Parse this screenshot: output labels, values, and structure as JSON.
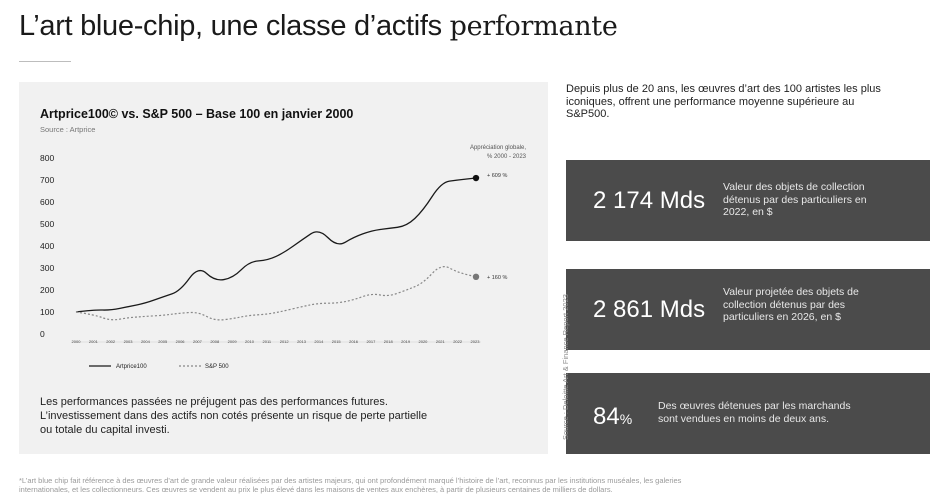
{
  "title": {
    "main": "L’art blue-chip, une classe d’actifs ",
    "accent": "performante"
  },
  "chart_panel": {
    "title": "Artprice100© vs. S&P 500 – Base 100 en janvier 2000",
    "source": "Source : Artprice",
    "appreciation_label_1": "Appréciation globale,",
    "appreciation_label_2": "% 2000 - 2023"
  },
  "chart_data": {
    "type": "line",
    "title": "Artprice100© vs. S&P 500 – Base 100 en janvier 2000",
    "x": [
      2000,
      2001,
      2002,
      2003,
      2004,
      2005,
      2006,
      2007,
      2008,
      2009,
      2010,
      2011,
      2012,
      2013,
      2014,
      2015,
      2016,
      2017,
      2018,
      2019,
      2020,
      2021,
      2022,
      2023
    ],
    "x_tick_labels": [
      "2000",
      "2001",
      "2002",
      "2003",
      "2004",
      "2005",
      "2006",
      "2007",
      "2008",
      "2009",
      "2010",
      "2011",
      "2012",
      "2013",
      "2014",
      "2015",
      "2016",
      "2017",
      "2018",
      "2019",
      "2020",
      "2021",
      "2022",
      "2023"
    ],
    "y_ticks": [
      0,
      100,
      200,
      300,
      400,
      500,
      600,
      700,
      800
    ],
    "ylim": [
      0,
      800
    ],
    "series": [
      {
        "name": "Artprice100",
        "style": "solid",
        "color": "#1a1a1a",
        "values": [
          100,
          110,
          108,
          125,
          140,
          170,
          195,
          310,
          240,
          255,
          330,
          335,
          370,
          430,
          480,
          395,
          440,
          470,
          480,
          490,
          560,
          690,
          700,
          709
        ],
        "end_label": "+ 609 %"
      },
      {
        "name": "S&P 500",
        "style": "dotted",
        "color": "#888888",
        "values": [
          100,
          88,
          60,
          75,
          80,
          85,
          95,
          100,
          60,
          70,
          85,
          90,
          105,
          125,
          140,
          140,
          155,
          185,
          170,
          200,
          230,
          320,
          280,
          260
        ],
        "end_label": "+ 160 %"
      }
    ],
    "legend_position": "bottom-left",
    "grid": false
  },
  "disclaimer": [
    "Les performances passées ne préjugent pas des performances futures.",
    "L’investissement dans des actifs non cotés présente un risque de perte partielle",
    "ou totale du capital investi."
  ],
  "intro": [
    "Depuis plus de 20 ans, les œuvres d’art des 100 artistes les plus",
    "iconiques, offrent une performance moyenne supérieure au",
    "S&P500."
  ],
  "stats": [
    {
      "value": "2 174 Mds",
      "unit": "",
      "desc": [
        "Valeur des objets de collection",
        "détenus par des particuliers en",
        "2022, en $"
      ]
    },
    {
      "value": "2 861 Mds",
      "unit": "",
      "desc": [
        "Valeur projetée des objets de",
        "collection détenus par des",
        "particuliers en 2026, en $"
      ]
    },
    {
      "value": "84",
      "unit": "%",
      "desc": [
        "Des œuvres détenues par les marchands",
        "sont vendues en moins de deux ans."
      ]
    }
  ],
  "vertical_source": "Source : Deloitte Art & Finance Report 2023",
  "footnote": [
    "*L’art blue chip fait référence à des œuvres d’art de grande valeur réalisées par des artistes majeurs, qui ont profondément marqué l’histoire de l’art, reconnus par les institutions muséales, les galeries",
    "internationales, et les collectionneurs. Ces œuvres se vendent au prix le plus élevé dans les maisons de ventes aux enchères, à partir de plusieurs centaines de milliers de dollars."
  ],
  "colors": {
    "box_bg": "#4b4b4b",
    "panel_bg": "#f1f1f1",
    "text": "#1a1a1a"
  }
}
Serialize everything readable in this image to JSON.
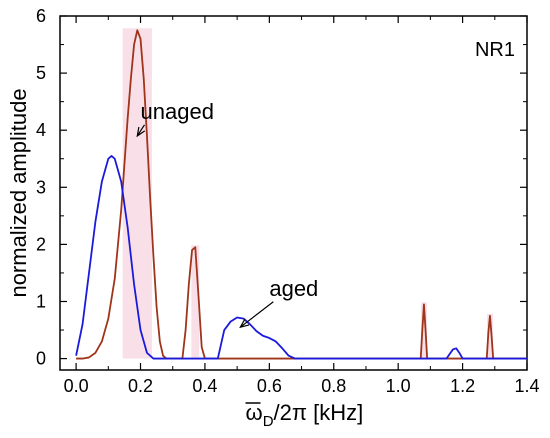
{
  "chart_data": {
    "type": "line",
    "panel_label": "NR1",
    "xlabel": {
      "overline_char": "ω",
      "subscript": "D",
      "rest": "/2π [kHz]"
    },
    "ylabel": "normalized amplitude",
    "xlim": [
      -0.05,
      1.4
    ],
    "ylim": [
      -0.2,
      6
    ],
    "xticks": [
      0.0,
      0.2,
      0.4,
      0.6,
      0.8,
      1.0,
      1.2,
      1.4
    ],
    "xtick_labels": [
      "0.0",
      "0.2",
      "0.4",
      "0.6",
      "0.8",
      "1.0",
      "1.2",
      "1.4"
    ],
    "yticks": [
      0,
      1,
      2,
      3,
      4,
      5,
      6
    ],
    "ytick_labels": [
      "0",
      "1",
      "2",
      "3",
      "4",
      "5",
      "6"
    ],
    "grid": false,
    "colors": {
      "unaged": "#a0341a",
      "aged": "#1a1adc",
      "highlight": "#f7d8e2"
    },
    "annotations": [
      {
        "text": "unaged",
        "text_at": [
          0.2,
          4.2
        ],
        "arrow_to": [
          0.19,
          3.9
        ]
      },
      {
        "text": "aged",
        "text_at": [
          0.6,
          1.1
        ],
        "arrow_to": [
          0.51,
          0.55
        ]
      }
    ],
    "series": [
      {
        "name": "unaged",
        "x": [
          0.0,
          0.02,
          0.04,
          0.06,
          0.08,
          0.1,
          0.12,
          0.14,
          0.15,
          0.16,
          0.17,
          0.18,
          0.19,
          0.2,
          0.21,
          0.22,
          0.23,
          0.24,
          0.25,
          0.26,
          0.27,
          0.28,
          0.29,
          0.3,
          0.33,
          0.34,
          0.35,
          0.36,
          0.37,
          0.38,
          0.39,
          0.4,
          0.5,
          1.0,
          1.07,
          1.075,
          1.08,
          1.085,
          1.09,
          1.095,
          1.2,
          1.275,
          1.28,
          1.285,
          1.29,
          1.295,
          1.4
        ],
        "y": [
          0.0,
          0.0,
          0.02,
          0.1,
          0.3,
          0.7,
          1.4,
          2.6,
          3.4,
          4.2,
          4.9,
          5.5,
          5.75,
          5.6,
          4.9,
          3.9,
          2.8,
          1.8,
          0.9,
          0.3,
          0.05,
          0.0,
          0.0,
          0.0,
          0.0,
          0.5,
          1.3,
          1.9,
          1.95,
          1.1,
          0.2,
          0.0,
          0.0,
          0.0,
          0.0,
          0.5,
          0.95,
          0.5,
          0.0,
          0.0,
          0.0,
          0.0,
          0.45,
          0.75,
          0.4,
          0.0,
          0.0
        ]
      },
      {
        "name": "aged",
        "x": [
          0.0,
          0.02,
          0.04,
          0.06,
          0.08,
          0.1,
          0.11,
          0.12,
          0.14,
          0.16,
          0.18,
          0.2,
          0.22,
          0.24,
          0.3,
          0.44,
          0.45,
          0.46,
          0.48,
          0.5,
          0.52,
          0.54,
          0.56,
          0.58,
          0.6,
          0.62,
          0.64,
          0.66,
          0.68,
          1.0,
          1.15,
          1.16,
          1.17,
          1.18,
          1.19,
          1.2,
          1.4
        ],
        "y": [
          0.05,
          0.6,
          1.5,
          2.4,
          3.1,
          3.5,
          3.55,
          3.5,
          3.1,
          2.3,
          1.3,
          0.5,
          0.1,
          0.0,
          0.0,
          0.0,
          0.25,
          0.5,
          0.65,
          0.72,
          0.7,
          0.6,
          0.48,
          0.4,
          0.36,
          0.3,
          0.18,
          0.05,
          0.0,
          0.0,
          0.0,
          0.08,
          0.16,
          0.18,
          0.1,
          0.0,
          0.0
        ]
      }
    ]
  }
}
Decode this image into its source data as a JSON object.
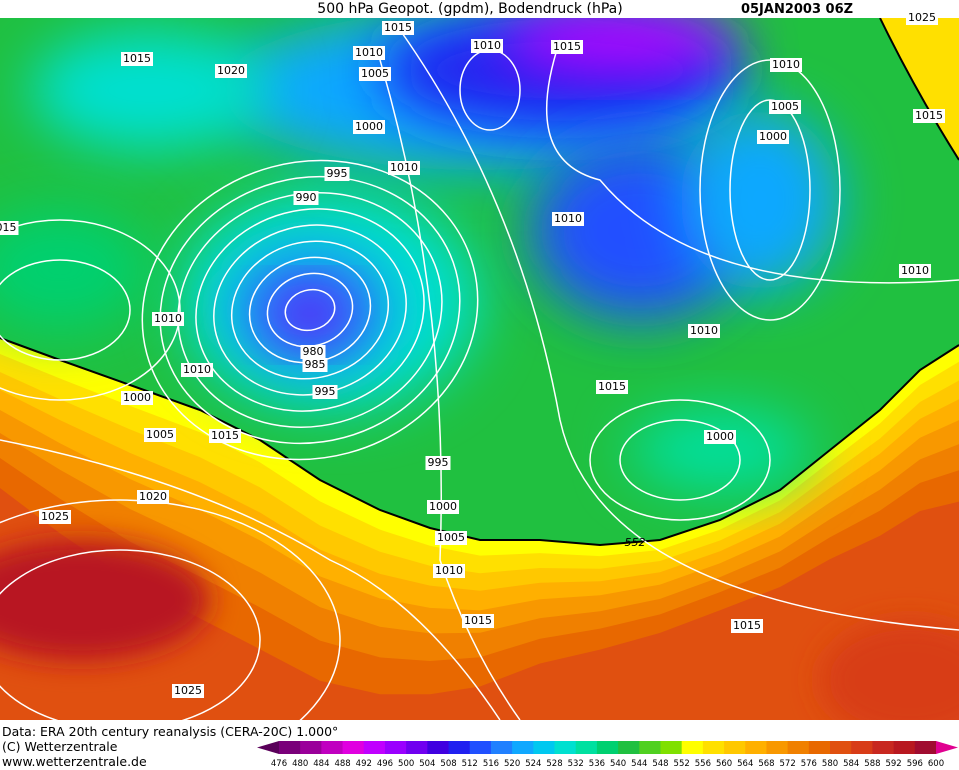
{
  "header": {
    "title": "500 hPa Geopot. (gpdm), Bodendruck (hPa)",
    "date": "05JAN2003 06Z"
  },
  "contour_labels": [
    "1025",
    "1015",
    "1010",
    "1005",
    "1010",
    "1015",
    "1015",
    "1020",
    "1010",
    "1005",
    "1000",
    "1015",
    "1000",
    "1010",
    "995",
    "990",
    "1010",
    "015",
    "1010",
    "1010",
    "1010",
    "980",
    "985",
    "1010",
    "995",
    "1015",
    "1000",
    "1005",
    "1015",
    "1000",
    "995",
    "1020",
    "1000",
    "1025",
    "1005",
    "552",
    "1010",
    "1015",
    "1015",
    "1025"
  ],
  "footer": {
    "source": "Data: ERA 20th century reanalysis (CERA-20C) 1.000°",
    "copyright": "(C) Wetterzentrale",
    "url": "www.wetterzentrale.de"
  },
  "colorbar": {
    "labels": [
      476,
      480,
      484,
      488,
      492,
      496,
      500,
      504,
      508,
      512,
      516,
      520,
      524,
      528,
      532,
      536,
      540,
      544,
      548,
      552,
      556,
      560,
      564,
      568,
      572,
      576,
      580,
      584,
      588,
      592,
      596,
      600
    ],
    "colors": [
      "#5a005a",
      "#7a007a",
      "#9a009a",
      "#c000c0",
      "#e000e0",
      "#c000ff",
      "#9a00ff",
      "#7000f0",
      "#4000e0",
      "#2020f0",
      "#2050ff",
      "#2080ff",
      "#10a8ff",
      "#00c8f0",
      "#00e0d0",
      "#00e0a0",
      "#00d070",
      "#20c040",
      "#50d020",
      "#80e000",
      "#ffff00",
      "#ffe000",
      "#ffc800",
      "#ffb000",
      "#f89800",
      "#f08000",
      "#e86800",
      "#e05010",
      "#d83c18",
      "#c82820",
      "#b81820",
      "#a00c30",
      "#e00090"
    ]
  }
}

**Stated problem**
Find the lines with the string "plus" and reproduce them.

**Completed exercise**
    "Depuis plus de 20 ans, les œuvres d’art des 100 artistes les plus",
    "internationales, et les collectionneurs. Ces œuvres se vendent au prix le plus élevé dans les maisons de ventes aux enchères, à partir de plusieurs centaines de milliers de dollars."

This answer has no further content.